───── SUPPLIED DATA ─────

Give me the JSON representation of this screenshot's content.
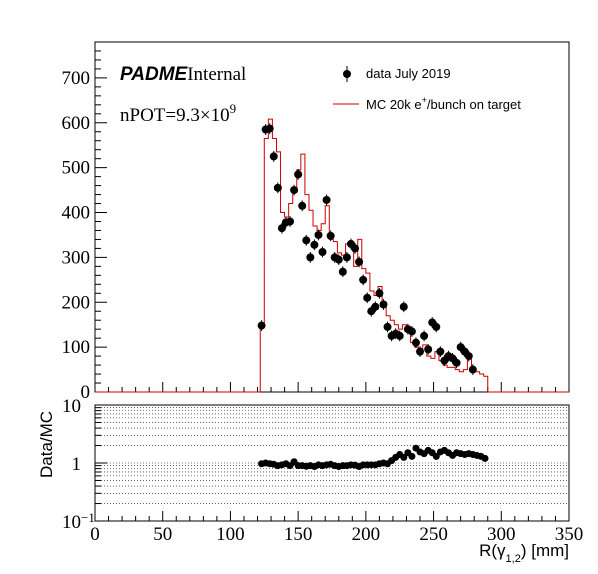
{
  "chart_data": [
    {
      "type": "histogram",
      "panel": "main",
      "xlim": [
        0,
        350
      ],
      "ylim": [
        0,
        780
      ],
      "yticks": [
        "0",
        "100",
        "200",
        "300",
        "400",
        "500",
        "600",
        "700"
      ],
      "brand": "PADME",
      "brand_suffix": "Internal",
      "npot_prefix": "nPOT=9.3×10",
      "npot_exp": "9",
      "legend": [
        {
          "label": "data July 2019",
          "style": "marker",
          "color": "#000000"
        },
        {
          "label_parts": [
            "MC 20k e",
            "+",
            "/bunch on target"
          ],
          "style": "line",
          "color": "#cc0000"
        }
      ],
      "series": [
        {
          "name": "data July 2019",
          "x": [
            123,
            126,
            129,
            132,
            135,
            138,
            141,
            144,
            147,
            150,
            153,
            156,
            159,
            162,
            165,
            168,
            171,
            174,
            177,
            180,
            183,
            186,
            189,
            192,
            195,
            198,
            201,
            204,
            207,
            210,
            213,
            216,
            219,
            222,
            225,
            228,
            231,
            234,
            237,
            240,
            243,
            246,
            249,
            252,
            255,
            258,
            261,
            264,
            267,
            270,
            273,
            276,
            279,
            282,
            285,
            288
          ],
          "y": [
            148,
            585,
            587,
            525,
            455,
            365,
            378,
            380,
            450,
            485,
            415,
            338,
            300,
            328,
            350,
            312,
            428,
            348,
            300,
            295,
            268,
            300,
            330,
            320,
            290,
            250,
            210,
            180,
            190,
            220,
            195,
            145,
            125,
            130,
            125,
            190,
            140,
            135,
            110,
            90,
            125,
            95,
            155,
            145,
            90,
            70,
            80,
            75,
            65,
            100,
            90,
            80,
            50,
            0,
            0,
            0
          ],
          "yerr": 12
        },
        {
          "name": "MC 20k e+/bunch on target",
          "bins_lo": [
            122,
            125,
            128,
            131,
            134,
            137,
            140,
            143,
            146,
            149,
            152,
            155,
            158,
            161,
            164,
            167,
            170,
            173,
            176,
            179,
            182,
            185,
            188,
            191,
            194,
            197,
            200,
            203,
            206,
            209,
            212,
            215,
            218,
            221,
            224,
            227,
            230,
            233,
            236,
            239,
            242,
            245,
            248,
            251,
            254,
            257,
            260,
            263,
            266,
            269,
            272,
            275,
            278,
            281,
            284,
            287
          ],
          "bins_hi": [
            125,
            128,
            131,
            134,
            137,
            140,
            143,
            146,
            149,
            152,
            155,
            158,
            161,
            164,
            167,
            170,
            173,
            176,
            179,
            182,
            185,
            188,
            191,
            194,
            197,
            200,
            203,
            206,
            209,
            212,
            215,
            218,
            221,
            224,
            227,
            230,
            233,
            236,
            239,
            242,
            245,
            248,
            251,
            254,
            257,
            260,
            263,
            266,
            269,
            272,
            275,
            278,
            281,
            284,
            287,
            290
          ],
          "values": [
            148,
            565,
            608,
            565,
            535,
            400,
            390,
            420,
            445,
            495,
            530,
            440,
            405,
            370,
            360,
            375,
            415,
            340,
            335,
            310,
            305,
            330,
            330,
            280,
            340,
            275,
            265,
            225,
            215,
            235,
            200,
            170,
            160,
            150,
            140,
            150,
            135,
            110,
            100,
            95,
            105,
            80,
            75,
            90,
            70,
            60,
            55,
            55,
            50,
            45,
            50,
            80,
            50,
            45,
            40,
            35
          ]
        }
      ]
    },
    {
      "type": "ratio",
      "panel": "ratio",
      "ylabel": "Data/MC",
      "xlabel_parts": [
        "R(γ",
        "1,2",
        ") [mm]"
      ],
      "xlim": [
        0,
        350
      ],
      "xticks": [
        "0",
        "50",
        "100",
        "150",
        "200",
        "250",
        "300",
        "350"
      ],
      "ylog": true,
      "ylim": [
        0.1,
        10
      ],
      "yticks": [
        {
          "value": 0.1,
          "label": "10",
          "exp": "−1"
        },
        {
          "value": 1,
          "label": "1"
        },
        {
          "value": 10,
          "label": "10"
        }
      ],
      "grid": "dotted",
      "x": [
        123,
        126,
        129,
        132,
        135,
        138,
        141,
        144,
        147,
        150,
        153,
        156,
        159,
        162,
        165,
        168,
        171,
        174,
        177,
        180,
        183,
        186,
        189,
        192,
        195,
        198,
        201,
        204,
        207,
        210,
        213,
        216,
        219,
        222,
        225,
        228,
        231,
        234,
        237,
        240,
        243,
        246,
        249,
        252,
        255,
        258,
        261,
        264,
        267,
        270,
        273,
        276,
        279,
        282,
        285,
        288
      ],
      "y": [
        0.97,
        1.0,
        0.97,
        0.95,
        0.9,
        0.93,
        0.97,
        0.9,
        1.05,
        0.9,
        0.9,
        0.88,
        0.9,
        0.87,
        0.93,
        0.9,
        0.93,
        0.95,
        0.9,
        0.87,
        0.9,
        0.9,
        0.93,
        0.92,
        0.87,
        0.93,
        0.93,
        0.93,
        0.93,
        0.97,
        1.0,
        0.97,
        1.1,
        1.25,
        1.4,
        1.25,
        1.5,
        1.3,
        1.8,
        1.55,
        1.45,
        1.65,
        1.5,
        1.3,
        1.55,
        1.65,
        1.5,
        1.35,
        1.5,
        1.45,
        1.4,
        1.45,
        1.4,
        1.35,
        1.3,
        1.2
      ]
    }
  ]
}
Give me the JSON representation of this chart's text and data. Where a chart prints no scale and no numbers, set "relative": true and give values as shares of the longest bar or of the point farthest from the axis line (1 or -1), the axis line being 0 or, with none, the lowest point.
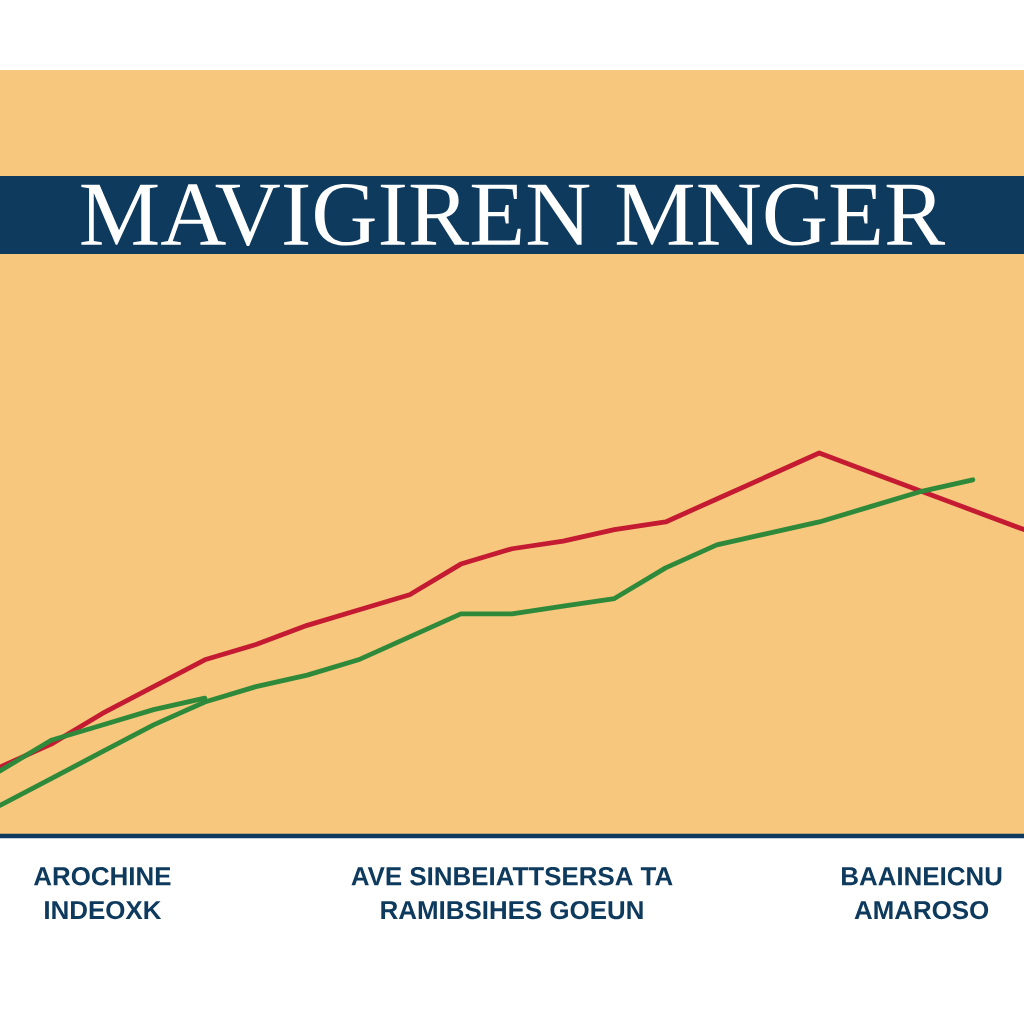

─────

### SET TASK
Scan the listing above for the word "July" and show each line where it is found.

### TASK SOLUTION
          "label": "data July 2019",
          "name": "data July 2019",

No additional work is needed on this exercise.